Input records:
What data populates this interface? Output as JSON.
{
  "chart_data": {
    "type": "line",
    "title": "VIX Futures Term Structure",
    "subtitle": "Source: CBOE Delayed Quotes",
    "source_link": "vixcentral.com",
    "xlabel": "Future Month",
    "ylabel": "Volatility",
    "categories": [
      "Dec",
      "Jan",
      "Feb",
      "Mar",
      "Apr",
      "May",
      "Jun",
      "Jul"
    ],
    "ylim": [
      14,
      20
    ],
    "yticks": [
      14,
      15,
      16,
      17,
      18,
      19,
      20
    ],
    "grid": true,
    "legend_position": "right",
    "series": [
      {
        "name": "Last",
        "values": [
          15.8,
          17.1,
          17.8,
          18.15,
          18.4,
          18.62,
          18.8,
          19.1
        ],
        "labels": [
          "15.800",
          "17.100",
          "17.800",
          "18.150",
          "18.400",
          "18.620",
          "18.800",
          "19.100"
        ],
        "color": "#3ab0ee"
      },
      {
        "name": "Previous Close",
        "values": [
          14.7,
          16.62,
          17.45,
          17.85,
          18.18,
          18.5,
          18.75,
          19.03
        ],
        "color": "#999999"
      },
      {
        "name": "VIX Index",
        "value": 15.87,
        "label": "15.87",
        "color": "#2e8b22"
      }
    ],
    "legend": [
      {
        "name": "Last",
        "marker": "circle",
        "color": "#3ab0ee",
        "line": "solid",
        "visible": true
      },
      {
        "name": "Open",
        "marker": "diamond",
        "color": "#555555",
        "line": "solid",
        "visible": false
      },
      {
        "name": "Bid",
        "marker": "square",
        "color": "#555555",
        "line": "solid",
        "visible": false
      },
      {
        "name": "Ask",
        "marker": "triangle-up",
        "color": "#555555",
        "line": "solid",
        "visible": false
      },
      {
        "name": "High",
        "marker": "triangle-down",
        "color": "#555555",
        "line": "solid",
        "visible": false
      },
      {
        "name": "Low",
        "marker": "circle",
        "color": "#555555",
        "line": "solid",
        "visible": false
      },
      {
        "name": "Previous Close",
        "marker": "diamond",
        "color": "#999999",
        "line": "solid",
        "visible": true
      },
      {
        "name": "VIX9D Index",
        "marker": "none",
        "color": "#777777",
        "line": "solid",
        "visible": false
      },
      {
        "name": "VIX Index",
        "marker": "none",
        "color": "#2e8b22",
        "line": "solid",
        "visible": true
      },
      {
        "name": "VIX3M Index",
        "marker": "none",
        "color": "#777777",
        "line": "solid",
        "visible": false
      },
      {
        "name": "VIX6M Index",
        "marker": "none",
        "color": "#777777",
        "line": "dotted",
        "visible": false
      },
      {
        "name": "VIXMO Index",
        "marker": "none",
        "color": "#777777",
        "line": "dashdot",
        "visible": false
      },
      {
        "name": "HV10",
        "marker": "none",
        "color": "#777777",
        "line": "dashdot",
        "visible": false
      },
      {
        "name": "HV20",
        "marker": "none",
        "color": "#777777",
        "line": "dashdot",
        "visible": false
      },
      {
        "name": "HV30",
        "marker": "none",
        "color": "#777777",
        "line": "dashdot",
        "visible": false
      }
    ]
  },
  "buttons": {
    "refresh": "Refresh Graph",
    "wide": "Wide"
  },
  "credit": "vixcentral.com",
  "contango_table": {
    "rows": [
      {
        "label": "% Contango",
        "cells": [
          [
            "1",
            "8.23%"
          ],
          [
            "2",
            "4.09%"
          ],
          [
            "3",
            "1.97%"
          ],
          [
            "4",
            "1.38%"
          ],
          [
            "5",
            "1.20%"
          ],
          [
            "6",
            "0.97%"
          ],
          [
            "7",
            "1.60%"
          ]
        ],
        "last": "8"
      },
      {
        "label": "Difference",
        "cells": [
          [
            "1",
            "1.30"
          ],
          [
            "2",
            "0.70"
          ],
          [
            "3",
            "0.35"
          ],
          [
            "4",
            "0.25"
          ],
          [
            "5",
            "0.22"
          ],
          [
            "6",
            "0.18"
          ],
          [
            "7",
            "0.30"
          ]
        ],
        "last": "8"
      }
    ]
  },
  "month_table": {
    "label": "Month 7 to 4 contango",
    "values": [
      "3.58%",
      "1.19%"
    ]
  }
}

What to produce: Output all of the material exactly as written.

Correct output:
What data populates this interface? Output as JSON.
{
  "chart_data": {
    "type": "line",
    "title": "VIX Futures Term Structure",
    "subtitle": "Source: CBOE Delayed Quotes",
    "source_link": "vixcentral.com",
    "xlabel": "Future Month",
    "ylabel": "Volatility",
    "categories": [
      "Dec",
      "Jan",
      "Feb",
      "Mar",
      "Apr",
      "May",
      "Jun",
      "Jul"
    ],
    "ylim": [
      14,
      20
    ],
    "yticks": [
      14,
      15,
      16,
      17,
      18,
      19,
      20
    ],
    "grid": true,
    "legend_position": "right",
    "series": [
      {
        "name": "Last",
        "values": [
          15.8,
          17.1,
          17.8,
          18.15,
          18.4,
          18.62,
          18.8,
          19.1
        ],
        "labels": [
          "15.800",
          "17.100",
          "17.800",
          "18.150",
          "18.400",
          "18.620",
          "18.800",
          "19.100"
        ],
        "color": "#3ab0ee"
      },
      {
        "name": "Previous Close",
        "values": [
          14.7,
          16.62,
          17.45,
          17.85,
          18.18,
          18.5,
          18.75,
          19.03
        ],
        "color": "#999999"
      },
      {
        "name": "VIX Index",
        "value": 15.87,
        "label": "15.87",
        "color": "#2e8b22"
      }
    ],
    "legend": [
      {
        "name": "Last",
        "marker": "circle",
        "color": "#3ab0ee",
        "line": "solid",
        "visible": true
      },
      {
        "name": "Open",
        "marker": "diamond",
        "color": "#555555",
        "line": "solid",
        "visible": false
      },
      {
        "name": "Bid",
        "marker": "square",
        "color": "#555555",
        "line": "solid",
        "visible": false
      },
      {
        "name": "Ask",
        "marker": "triangle-up",
        "color": "#555555",
        "line": "solid",
        "visible": false
      },
      {
        "name": "High",
        "marker": "triangle-down",
        "color": "#555555",
        "line": "solid",
        "visible": false
      },
      {
        "name": "Low",
        "marker": "circle",
        "color": "#555555",
        "line": "solid",
        "visible": false
      },
      {
        "name": "Previous Close",
        "marker": "diamond",
        "color": "#999999",
        "line": "solid",
        "visible": true
      },
      {
        "name": "VIX9D Index",
        "marker": "none",
        "color": "#777777",
        "line": "solid",
        "visible": false
      },
      {
        "name": "VIX Index",
        "marker": "none",
        "color": "#2e8b22",
        "line": "solid",
        "visible": true
      },
      {
        "name": "VIX3M Index",
        "marker": "none",
        "color": "#777777",
        "line": "solid",
        "visible": false
      },
      {
        "name": "VIX6M Index",
        "marker": "none",
        "color": "#777777",
        "line": "dotted",
        "visible": false
      },
      {
        "name": "VIXMO Index",
        "marker": "none",
        "color": "#777777",
        "line": "dashdot",
        "visible": false
      },
      {
        "name": "HV10",
        "marker": "none",
        "color": "#777777",
        "line": "dashdot",
        "visible": false
      },
      {
        "name": "HV20",
        "marker": "none",
        "color": "#777777",
        "line": "dashdot",
        "visible": false
      },
      {
        "name": "HV30",
        "marker": "none",
        "color": "#777777",
        "line": "dashdot",
        "visible": false
      }
    ]
  },
  "buttons": {
    "refresh": "Refresh Graph",
    "wide": "Wide"
  },
  "credit": "vixcentral.com",
  "contango_table": {
    "rows": [
      {
        "label": "% Contango",
        "cells": [
          [
            "1",
            "8.23%"
          ],
          [
            "2",
            "4.09%"
          ],
          [
            "3",
            "1.97%"
          ],
          [
            "4",
            "1.38%"
          ],
          [
            "5",
            "1.20%"
          ],
          [
            "6",
            "0.97%"
          ],
          [
            "7",
            "1.60%"
          ]
        ],
        "last": "8"
      },
      {
        "label": "Difference",
        "cells": [
          [
            "1",
            "1.30"
          ],
          [
            "2",
            "0.70"
          ],
          [
            "3",
            "0.35"
          ],
          [
            "4",
            "0.25"
          ],
          [
            "5",
            "0.22"
          ],
          [
            "6",
            "0.18"
          ],
          [
            "7",
            "0.30"
          ]
        ],
        "last": "8"
      }
    ]
  },
  "month_table": {
    "label": "Month 7 to 4 contango",
    "values": [
      "3.58%",
      "1.19%"
    ]
  }
}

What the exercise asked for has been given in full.